From the listing below, copy every line with the word "Roche".
┏━━
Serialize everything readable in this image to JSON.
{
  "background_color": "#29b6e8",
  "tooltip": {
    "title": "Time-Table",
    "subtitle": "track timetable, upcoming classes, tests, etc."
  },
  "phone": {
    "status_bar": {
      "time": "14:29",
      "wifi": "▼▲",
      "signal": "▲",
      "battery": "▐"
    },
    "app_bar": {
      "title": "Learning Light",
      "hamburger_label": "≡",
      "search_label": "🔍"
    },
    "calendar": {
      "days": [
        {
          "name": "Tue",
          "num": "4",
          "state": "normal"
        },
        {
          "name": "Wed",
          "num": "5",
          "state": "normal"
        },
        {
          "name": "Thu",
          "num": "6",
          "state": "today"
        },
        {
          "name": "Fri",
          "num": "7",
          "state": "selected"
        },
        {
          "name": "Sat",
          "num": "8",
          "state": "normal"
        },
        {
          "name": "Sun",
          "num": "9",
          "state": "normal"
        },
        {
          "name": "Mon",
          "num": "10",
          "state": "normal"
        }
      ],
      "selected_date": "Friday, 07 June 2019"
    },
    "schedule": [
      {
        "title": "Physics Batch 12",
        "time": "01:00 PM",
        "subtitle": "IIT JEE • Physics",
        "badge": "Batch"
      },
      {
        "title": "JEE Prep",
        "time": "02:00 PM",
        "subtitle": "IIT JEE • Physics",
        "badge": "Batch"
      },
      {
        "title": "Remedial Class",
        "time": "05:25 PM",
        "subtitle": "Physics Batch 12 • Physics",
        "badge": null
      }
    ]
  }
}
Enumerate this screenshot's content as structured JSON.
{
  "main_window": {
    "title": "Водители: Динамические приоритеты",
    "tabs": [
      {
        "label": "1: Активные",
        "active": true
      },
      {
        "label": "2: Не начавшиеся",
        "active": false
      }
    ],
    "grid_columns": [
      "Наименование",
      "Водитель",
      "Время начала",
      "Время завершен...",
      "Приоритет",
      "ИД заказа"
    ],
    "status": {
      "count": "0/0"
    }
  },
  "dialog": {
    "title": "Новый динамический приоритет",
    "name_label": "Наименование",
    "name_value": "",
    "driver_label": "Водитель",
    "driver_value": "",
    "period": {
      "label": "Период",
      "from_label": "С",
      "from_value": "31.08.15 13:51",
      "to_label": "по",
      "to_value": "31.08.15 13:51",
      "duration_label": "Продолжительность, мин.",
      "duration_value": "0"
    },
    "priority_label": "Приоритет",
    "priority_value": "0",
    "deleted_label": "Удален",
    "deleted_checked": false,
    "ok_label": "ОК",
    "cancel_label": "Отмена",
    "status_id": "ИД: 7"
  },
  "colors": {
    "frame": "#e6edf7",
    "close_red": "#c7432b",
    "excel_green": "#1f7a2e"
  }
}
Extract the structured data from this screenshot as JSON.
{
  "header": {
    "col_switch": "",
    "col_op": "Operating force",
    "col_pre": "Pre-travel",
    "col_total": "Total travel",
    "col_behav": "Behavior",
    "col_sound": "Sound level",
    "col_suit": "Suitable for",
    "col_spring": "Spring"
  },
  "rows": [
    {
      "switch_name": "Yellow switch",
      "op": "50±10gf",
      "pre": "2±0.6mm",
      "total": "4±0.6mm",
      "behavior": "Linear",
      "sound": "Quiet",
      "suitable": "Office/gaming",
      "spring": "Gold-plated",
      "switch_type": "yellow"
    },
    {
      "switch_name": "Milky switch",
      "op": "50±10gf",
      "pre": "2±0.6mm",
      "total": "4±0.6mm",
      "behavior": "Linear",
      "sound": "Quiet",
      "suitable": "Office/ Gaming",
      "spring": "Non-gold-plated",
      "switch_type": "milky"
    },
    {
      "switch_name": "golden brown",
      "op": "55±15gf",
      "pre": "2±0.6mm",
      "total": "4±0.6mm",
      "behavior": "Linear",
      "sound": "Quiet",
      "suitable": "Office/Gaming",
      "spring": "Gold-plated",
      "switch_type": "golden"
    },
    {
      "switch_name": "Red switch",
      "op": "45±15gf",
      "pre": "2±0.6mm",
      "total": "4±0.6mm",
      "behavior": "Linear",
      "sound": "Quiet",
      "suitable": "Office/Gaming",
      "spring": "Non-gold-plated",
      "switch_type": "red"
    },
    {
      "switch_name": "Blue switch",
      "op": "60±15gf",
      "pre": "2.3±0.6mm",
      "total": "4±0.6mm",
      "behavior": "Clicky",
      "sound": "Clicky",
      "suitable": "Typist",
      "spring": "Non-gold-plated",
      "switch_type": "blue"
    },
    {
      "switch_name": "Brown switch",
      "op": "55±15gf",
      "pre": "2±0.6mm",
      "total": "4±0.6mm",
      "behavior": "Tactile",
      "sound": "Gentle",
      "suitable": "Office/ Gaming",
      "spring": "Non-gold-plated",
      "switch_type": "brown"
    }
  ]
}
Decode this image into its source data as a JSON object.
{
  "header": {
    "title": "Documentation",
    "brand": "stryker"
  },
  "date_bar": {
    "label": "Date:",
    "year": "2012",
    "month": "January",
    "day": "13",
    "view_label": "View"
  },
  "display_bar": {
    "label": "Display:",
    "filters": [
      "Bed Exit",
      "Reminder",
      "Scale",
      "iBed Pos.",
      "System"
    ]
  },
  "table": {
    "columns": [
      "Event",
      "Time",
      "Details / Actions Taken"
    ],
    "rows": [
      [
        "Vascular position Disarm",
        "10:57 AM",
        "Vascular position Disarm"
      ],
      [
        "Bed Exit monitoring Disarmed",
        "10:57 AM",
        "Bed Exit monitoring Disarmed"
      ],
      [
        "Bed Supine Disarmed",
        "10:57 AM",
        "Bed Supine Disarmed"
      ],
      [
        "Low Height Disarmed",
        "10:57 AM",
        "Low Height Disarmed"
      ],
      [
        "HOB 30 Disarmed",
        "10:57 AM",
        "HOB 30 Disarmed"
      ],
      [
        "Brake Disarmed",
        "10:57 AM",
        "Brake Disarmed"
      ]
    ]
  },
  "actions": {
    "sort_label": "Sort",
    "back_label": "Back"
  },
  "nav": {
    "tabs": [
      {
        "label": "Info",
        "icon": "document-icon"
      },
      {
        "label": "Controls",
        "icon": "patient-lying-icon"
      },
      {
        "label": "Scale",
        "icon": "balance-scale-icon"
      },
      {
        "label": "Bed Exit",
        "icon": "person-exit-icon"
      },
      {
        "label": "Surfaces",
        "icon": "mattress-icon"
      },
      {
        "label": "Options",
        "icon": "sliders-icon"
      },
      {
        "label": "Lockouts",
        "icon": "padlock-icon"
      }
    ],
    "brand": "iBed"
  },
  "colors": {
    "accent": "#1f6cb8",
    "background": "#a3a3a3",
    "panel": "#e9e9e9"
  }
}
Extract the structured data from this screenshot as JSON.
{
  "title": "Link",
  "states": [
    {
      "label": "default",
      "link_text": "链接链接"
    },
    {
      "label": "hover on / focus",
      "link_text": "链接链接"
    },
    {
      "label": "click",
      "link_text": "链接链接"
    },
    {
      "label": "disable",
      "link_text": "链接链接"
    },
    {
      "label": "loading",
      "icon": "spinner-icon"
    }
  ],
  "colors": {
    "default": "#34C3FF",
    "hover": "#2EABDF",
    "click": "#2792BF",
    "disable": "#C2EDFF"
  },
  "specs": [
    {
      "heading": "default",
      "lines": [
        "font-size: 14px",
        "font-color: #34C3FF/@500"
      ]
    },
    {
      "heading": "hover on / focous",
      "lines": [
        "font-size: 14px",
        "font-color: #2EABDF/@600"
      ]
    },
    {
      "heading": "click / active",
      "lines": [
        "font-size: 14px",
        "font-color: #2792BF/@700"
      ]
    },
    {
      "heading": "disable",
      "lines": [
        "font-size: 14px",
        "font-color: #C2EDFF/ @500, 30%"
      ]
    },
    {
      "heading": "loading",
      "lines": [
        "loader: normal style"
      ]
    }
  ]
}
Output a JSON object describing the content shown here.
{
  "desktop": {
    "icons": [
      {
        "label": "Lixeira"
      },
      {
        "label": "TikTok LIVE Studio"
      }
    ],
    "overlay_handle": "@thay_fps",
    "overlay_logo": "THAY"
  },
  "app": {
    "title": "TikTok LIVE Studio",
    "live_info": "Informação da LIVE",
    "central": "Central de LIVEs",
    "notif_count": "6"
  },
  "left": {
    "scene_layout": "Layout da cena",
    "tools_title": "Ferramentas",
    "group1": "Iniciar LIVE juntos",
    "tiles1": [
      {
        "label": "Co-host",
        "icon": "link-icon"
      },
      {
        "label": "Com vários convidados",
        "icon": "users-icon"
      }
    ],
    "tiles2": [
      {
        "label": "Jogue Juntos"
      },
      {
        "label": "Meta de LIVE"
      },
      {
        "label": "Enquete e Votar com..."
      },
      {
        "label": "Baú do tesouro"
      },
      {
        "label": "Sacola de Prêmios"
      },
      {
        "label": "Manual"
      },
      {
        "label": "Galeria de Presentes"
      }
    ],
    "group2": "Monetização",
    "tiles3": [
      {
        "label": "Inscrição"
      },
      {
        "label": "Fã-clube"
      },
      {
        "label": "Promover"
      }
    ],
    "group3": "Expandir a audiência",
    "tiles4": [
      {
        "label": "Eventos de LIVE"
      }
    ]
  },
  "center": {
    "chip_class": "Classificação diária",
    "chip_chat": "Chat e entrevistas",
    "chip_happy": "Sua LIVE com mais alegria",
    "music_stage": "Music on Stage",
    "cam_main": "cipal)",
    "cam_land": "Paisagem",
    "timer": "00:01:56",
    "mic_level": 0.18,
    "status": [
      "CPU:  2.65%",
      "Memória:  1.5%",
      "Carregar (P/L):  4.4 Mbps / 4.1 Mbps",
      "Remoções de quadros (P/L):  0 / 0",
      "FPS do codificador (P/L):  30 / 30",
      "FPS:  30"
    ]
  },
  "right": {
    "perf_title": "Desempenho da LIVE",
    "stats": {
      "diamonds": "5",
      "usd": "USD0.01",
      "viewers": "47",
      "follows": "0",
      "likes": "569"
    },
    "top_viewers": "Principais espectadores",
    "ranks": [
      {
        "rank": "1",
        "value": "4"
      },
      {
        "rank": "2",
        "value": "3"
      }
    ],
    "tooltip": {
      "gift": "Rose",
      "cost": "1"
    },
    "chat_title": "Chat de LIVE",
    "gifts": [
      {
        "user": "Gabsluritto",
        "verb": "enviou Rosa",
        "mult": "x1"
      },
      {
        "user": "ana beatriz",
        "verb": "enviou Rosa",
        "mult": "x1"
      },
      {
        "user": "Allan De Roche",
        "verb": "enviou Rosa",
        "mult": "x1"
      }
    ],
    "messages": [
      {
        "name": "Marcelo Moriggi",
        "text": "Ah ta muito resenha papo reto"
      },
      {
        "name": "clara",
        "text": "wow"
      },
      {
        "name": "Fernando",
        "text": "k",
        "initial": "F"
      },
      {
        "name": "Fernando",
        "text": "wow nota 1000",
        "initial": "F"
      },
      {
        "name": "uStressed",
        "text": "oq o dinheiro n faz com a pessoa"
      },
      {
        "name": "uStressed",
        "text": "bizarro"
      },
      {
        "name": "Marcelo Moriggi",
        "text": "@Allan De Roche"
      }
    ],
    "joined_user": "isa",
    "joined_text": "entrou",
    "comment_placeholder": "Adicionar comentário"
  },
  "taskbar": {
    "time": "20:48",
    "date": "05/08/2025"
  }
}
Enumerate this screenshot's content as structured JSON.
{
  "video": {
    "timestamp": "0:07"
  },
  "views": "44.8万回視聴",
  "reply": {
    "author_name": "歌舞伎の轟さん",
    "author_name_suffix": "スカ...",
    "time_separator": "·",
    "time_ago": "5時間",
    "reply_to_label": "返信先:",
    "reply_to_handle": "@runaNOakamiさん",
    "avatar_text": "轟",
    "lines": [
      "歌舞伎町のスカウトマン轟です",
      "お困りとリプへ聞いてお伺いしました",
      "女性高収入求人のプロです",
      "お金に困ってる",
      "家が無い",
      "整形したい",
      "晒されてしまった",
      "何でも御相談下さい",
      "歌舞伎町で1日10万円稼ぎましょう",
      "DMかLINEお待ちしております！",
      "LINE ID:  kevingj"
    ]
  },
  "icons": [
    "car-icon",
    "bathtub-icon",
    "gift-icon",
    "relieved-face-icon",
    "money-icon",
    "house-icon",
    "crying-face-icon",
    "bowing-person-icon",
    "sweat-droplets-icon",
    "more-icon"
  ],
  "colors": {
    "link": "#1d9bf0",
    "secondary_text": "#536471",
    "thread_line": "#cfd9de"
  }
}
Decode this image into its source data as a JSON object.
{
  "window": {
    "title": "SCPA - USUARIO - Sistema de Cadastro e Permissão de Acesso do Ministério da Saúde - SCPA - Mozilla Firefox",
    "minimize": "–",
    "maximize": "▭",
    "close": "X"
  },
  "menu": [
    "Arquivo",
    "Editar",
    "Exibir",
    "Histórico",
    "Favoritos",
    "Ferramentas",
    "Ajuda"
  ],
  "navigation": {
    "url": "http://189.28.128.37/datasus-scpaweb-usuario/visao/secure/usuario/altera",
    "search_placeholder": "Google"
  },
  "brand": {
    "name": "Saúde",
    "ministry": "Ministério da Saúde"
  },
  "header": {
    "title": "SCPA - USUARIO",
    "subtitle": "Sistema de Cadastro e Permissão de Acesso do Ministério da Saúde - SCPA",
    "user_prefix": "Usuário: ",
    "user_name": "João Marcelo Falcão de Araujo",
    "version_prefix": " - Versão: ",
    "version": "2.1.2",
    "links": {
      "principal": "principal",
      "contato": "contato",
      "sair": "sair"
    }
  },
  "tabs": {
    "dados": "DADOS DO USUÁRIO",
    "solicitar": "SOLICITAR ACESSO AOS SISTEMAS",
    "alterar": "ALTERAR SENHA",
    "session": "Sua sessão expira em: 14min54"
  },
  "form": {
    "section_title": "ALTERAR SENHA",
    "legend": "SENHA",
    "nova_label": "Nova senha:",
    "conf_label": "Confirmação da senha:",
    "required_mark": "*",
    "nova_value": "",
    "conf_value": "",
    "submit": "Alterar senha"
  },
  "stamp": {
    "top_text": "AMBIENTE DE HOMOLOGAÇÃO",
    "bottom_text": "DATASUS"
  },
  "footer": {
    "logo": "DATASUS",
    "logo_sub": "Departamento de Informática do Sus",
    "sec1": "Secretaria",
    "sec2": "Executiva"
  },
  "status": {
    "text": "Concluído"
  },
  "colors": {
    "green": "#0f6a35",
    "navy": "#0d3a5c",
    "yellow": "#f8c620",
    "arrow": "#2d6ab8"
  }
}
┗━━
Result of the exercise
        "user": "Allan De Roche",
        "text": "@Allan De Roche"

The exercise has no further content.